The problem. Locate the string "ทรสงคราม" in the listing below. Copy every line where it is found.

Material for this exercise.

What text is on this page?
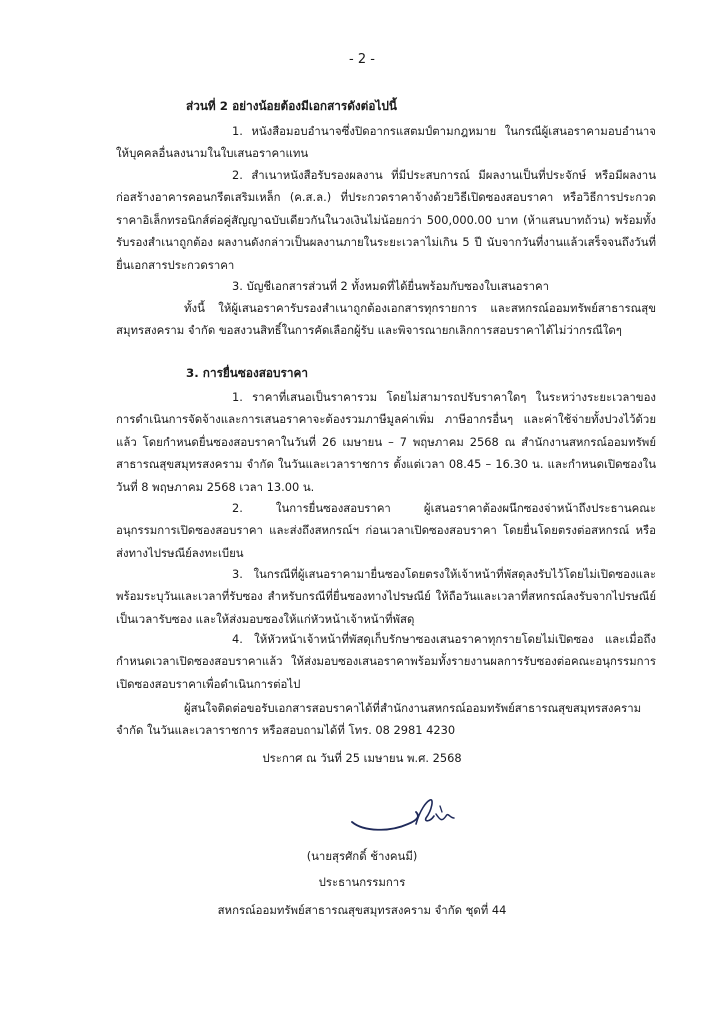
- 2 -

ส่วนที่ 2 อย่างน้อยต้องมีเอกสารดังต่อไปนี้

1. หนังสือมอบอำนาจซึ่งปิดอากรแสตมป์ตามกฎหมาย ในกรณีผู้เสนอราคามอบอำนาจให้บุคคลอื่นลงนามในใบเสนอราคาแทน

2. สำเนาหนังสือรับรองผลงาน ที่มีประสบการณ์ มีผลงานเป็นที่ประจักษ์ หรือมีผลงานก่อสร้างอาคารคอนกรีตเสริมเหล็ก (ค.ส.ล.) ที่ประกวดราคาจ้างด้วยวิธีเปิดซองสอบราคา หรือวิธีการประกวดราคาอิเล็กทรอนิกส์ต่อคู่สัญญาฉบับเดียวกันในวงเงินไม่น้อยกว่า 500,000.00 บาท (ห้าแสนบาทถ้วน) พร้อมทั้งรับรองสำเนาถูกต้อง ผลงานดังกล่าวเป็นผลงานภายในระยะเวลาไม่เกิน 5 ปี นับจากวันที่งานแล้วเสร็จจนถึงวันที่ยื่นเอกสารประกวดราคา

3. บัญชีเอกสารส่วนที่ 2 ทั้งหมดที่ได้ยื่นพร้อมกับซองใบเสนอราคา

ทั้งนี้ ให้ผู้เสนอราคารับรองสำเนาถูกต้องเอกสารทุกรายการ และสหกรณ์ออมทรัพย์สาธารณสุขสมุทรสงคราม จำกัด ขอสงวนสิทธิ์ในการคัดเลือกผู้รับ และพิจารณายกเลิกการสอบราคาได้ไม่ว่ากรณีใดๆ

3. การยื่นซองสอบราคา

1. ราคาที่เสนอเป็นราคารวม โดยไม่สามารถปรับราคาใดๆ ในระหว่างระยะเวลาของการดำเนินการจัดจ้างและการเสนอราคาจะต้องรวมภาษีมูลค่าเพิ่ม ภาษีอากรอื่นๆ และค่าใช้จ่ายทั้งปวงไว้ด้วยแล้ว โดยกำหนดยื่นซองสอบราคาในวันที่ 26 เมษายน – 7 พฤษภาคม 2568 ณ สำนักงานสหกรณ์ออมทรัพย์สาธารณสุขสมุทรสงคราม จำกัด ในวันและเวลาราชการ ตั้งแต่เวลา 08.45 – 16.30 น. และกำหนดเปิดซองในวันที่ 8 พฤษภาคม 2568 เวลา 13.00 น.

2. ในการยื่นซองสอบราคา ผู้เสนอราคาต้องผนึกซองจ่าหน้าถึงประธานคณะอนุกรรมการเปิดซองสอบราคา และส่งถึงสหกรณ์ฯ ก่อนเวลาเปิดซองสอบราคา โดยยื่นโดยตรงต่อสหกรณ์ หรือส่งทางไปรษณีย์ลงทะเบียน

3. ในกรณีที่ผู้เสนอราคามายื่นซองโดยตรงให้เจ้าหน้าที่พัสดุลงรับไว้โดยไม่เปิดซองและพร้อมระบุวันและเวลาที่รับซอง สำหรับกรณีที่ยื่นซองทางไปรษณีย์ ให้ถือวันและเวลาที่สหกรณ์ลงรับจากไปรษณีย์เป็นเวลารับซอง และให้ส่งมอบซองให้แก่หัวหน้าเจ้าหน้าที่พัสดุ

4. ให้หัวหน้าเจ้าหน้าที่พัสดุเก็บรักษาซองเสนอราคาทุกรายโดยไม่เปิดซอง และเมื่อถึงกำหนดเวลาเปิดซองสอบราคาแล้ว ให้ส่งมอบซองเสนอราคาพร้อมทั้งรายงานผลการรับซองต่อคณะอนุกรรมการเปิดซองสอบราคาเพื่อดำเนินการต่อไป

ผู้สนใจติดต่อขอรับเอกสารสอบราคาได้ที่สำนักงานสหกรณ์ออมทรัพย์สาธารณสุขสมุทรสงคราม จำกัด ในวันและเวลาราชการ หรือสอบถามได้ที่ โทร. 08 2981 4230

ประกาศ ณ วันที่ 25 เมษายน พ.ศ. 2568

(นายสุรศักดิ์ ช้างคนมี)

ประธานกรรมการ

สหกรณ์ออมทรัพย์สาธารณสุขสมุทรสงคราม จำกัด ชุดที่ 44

---

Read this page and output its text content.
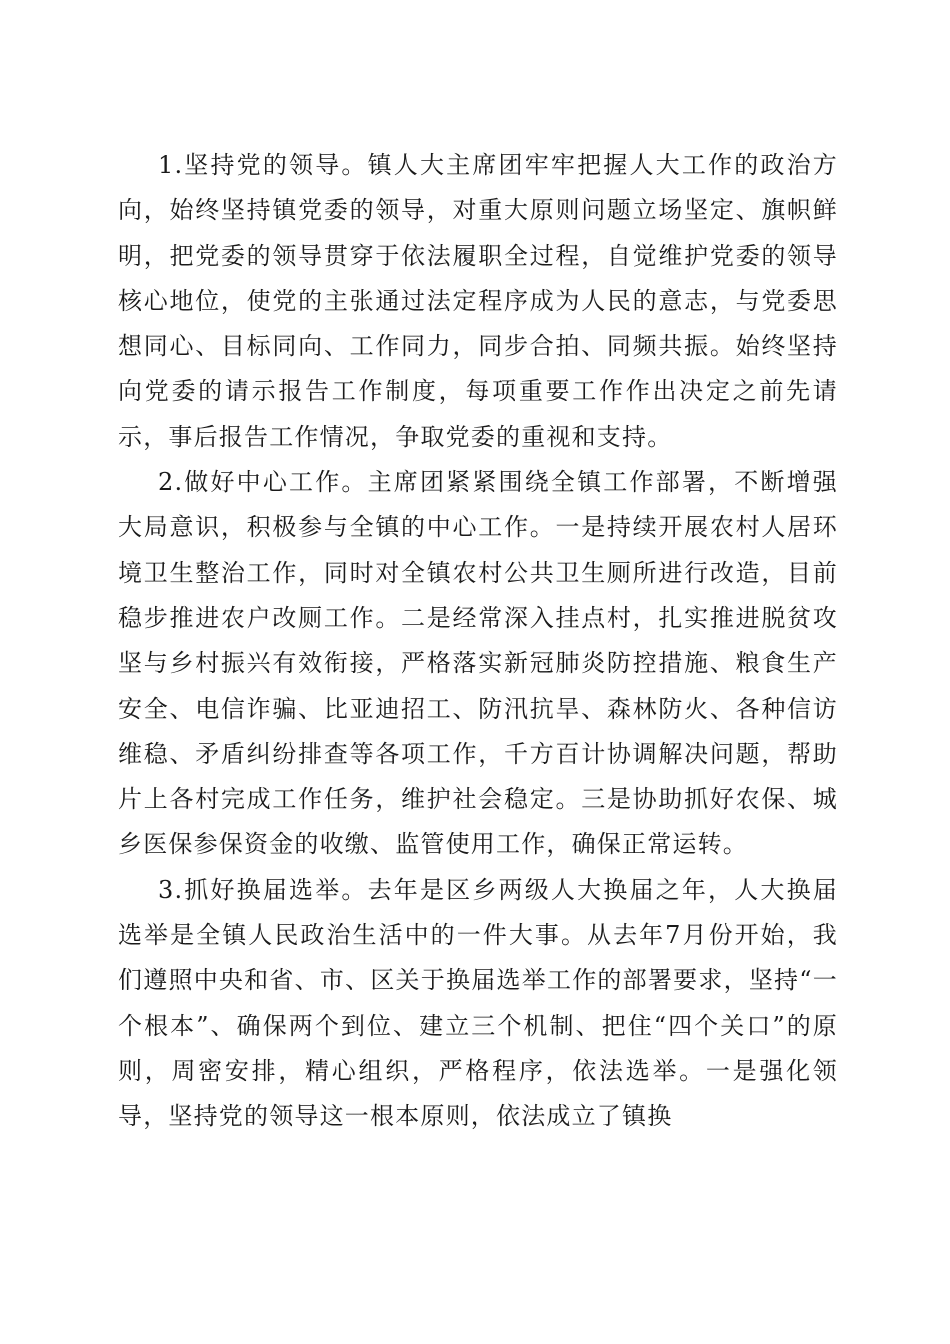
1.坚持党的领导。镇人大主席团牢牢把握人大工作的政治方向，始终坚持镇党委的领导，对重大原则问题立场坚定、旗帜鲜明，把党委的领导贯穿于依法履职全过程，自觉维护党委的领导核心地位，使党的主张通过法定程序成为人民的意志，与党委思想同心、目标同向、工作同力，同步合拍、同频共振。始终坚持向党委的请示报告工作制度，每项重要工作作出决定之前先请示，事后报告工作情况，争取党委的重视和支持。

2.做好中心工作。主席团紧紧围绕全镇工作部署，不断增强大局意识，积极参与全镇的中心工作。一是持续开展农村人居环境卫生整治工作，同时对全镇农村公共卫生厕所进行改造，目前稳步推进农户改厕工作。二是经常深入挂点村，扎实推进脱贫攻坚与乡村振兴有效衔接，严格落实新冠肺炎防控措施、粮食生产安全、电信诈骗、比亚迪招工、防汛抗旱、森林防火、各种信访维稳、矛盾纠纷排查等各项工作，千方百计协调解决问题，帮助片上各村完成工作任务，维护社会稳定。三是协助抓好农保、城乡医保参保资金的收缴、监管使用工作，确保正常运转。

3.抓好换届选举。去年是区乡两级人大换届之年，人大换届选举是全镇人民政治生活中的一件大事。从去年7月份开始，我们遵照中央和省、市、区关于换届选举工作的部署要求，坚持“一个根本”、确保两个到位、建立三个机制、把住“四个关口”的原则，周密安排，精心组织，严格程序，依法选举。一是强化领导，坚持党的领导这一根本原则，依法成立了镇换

Answer to the task.
ทั้งนี้ ให้ผู้เสนอราคารับรองสำเนาถูกต้องเอกสารทุกรายการ และสหกรณ์ออมทรัพย์สาธารณสุขสมุทรสงคราม จำกัด ขอสงวนสิทธิ์ในการคัดเลือกผู้รับ และพิจารณายกเลิกการสอบราคาได้ไม่ว่ากรณีใดๆ
1. ราคาที่เสนอเป็นราคารวม โดยไม่สามารถปรับราคาใดๆ ในระหว่างระยะเวลาของการดำเนินการจัดจ้างและการเสนอราคาจะต้องรวมภาษีมูลค่าเพิ่ม ภาษีอากรอื่นๆ และค่าใช้จ่ายทั้งปวงไว้ด้วยแล้ว โดยกำหนดยื่นซองสอบราคาในวันที่ 26 เมษายน – 7 พฤษภาคม 2568 ณ สำนักงานสหกรณ์ออมทรัพย์สาธารณสุขสมุทรสงคราม จำกัด ในวันและเวลาราชการ ตั้งแต่เวลา 08.45 – 16.30 น. และกำหนดเปิดซองในวันที่ 8 พฤษภาคม 2568 เวลา 13.00 น.
ผู้สนใจติดต่อขอรับเอกสารสอบราคาได้ที่สำนักงานสหกรณ์ออมทรัพย์สาธารณสุขสมุทรสงคราม จำกัด ในวันและเวลาราชการ หรือสอบถามได้ที่ โทร. 08 2981 4230
สหกรณ์ออมทรัพย์สาธารณสุขสมุทรสงคราม จำกัด ชุดที่ 44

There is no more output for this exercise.